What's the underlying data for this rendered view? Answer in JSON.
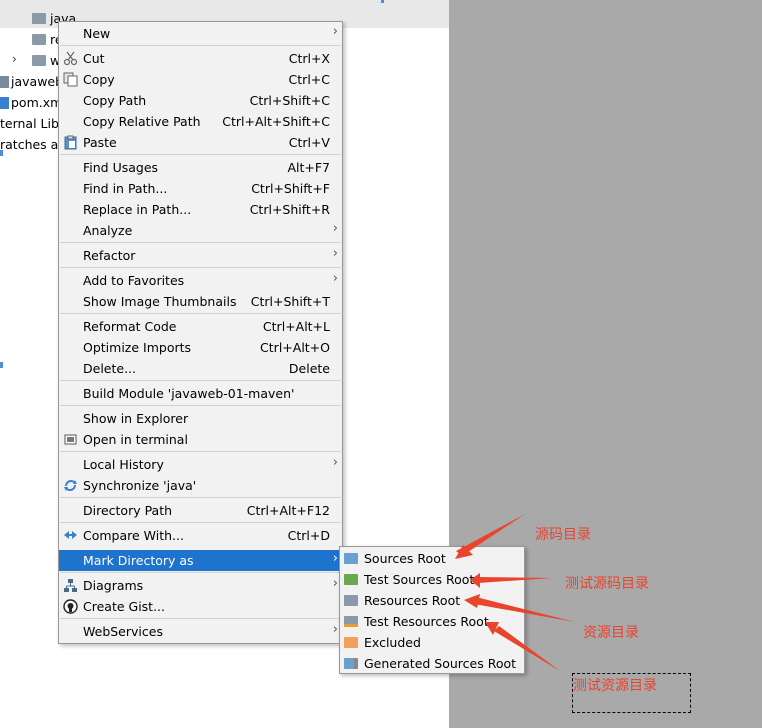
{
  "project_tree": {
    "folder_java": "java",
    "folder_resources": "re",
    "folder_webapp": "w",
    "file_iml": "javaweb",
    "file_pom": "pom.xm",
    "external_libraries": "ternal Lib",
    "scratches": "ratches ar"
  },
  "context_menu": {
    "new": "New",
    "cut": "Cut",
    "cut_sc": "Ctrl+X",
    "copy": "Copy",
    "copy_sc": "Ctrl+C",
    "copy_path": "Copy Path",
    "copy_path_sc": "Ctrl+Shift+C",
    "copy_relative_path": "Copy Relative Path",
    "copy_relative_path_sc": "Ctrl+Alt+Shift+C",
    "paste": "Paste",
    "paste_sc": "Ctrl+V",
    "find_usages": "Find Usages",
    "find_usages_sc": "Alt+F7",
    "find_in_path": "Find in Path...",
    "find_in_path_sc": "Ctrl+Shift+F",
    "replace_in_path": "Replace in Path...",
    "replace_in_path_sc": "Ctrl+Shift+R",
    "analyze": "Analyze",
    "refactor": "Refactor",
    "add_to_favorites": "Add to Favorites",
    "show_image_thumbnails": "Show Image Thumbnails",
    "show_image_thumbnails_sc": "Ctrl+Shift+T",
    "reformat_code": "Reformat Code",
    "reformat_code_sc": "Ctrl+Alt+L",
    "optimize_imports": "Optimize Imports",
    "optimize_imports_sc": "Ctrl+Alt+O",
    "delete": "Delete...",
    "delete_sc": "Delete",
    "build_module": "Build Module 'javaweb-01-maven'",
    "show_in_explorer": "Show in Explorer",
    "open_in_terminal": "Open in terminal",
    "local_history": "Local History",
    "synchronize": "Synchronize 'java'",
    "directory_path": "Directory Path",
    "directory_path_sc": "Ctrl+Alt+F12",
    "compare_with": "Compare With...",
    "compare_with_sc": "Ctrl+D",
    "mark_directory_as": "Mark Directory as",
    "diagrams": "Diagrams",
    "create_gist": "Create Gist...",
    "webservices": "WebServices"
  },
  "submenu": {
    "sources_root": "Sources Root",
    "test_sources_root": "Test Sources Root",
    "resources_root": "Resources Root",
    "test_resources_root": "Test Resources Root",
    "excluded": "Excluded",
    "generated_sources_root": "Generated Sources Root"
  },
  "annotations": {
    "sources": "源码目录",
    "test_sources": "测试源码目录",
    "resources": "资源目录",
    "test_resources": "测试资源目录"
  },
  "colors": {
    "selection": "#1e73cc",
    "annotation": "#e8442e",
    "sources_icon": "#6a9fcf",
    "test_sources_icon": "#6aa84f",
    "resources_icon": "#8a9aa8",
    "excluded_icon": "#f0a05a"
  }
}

---+---

* _What is required_
Copy each line in the data that holds the word "Root".

* _Solution to this task_
    "sources_root": "Sources Root",
    "test_sources_root": "Test Sources Root",
    "resources_root": "Resources Root",
    "test_resources_root": "Test Resources Root",
    "generated_sources_root": "Generated Sources Root"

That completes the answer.